Collected data entries:
--- Start ---

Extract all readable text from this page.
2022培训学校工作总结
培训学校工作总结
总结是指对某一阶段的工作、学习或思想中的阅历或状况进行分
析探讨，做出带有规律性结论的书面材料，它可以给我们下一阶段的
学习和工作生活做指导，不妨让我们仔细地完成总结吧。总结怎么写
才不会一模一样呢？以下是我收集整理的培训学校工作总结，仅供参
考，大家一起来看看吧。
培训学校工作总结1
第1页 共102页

--- End ---

### STATED PROBLEM
Your task is to retype all the records above with nothing left out.

### CORRECT RESPONSE
Extract all readable text from this page.
2022培训学校工作总结
培训学校工作总结
总结是指对某一阶段的工作、学习或思想中的阅历或状况进行分
析探讨，做出带有规律性结论的书面材料，它可以给我们下一阶段的
学习和工作生活做指导，不妨让我们仔细地完成总结吧。总结怎么写
才不会一模一样呢？以下是我收集整理的培训学校工作总结，仅供参
考，大家一起来看看吧。
培训学校工作总结1
第1页 共102页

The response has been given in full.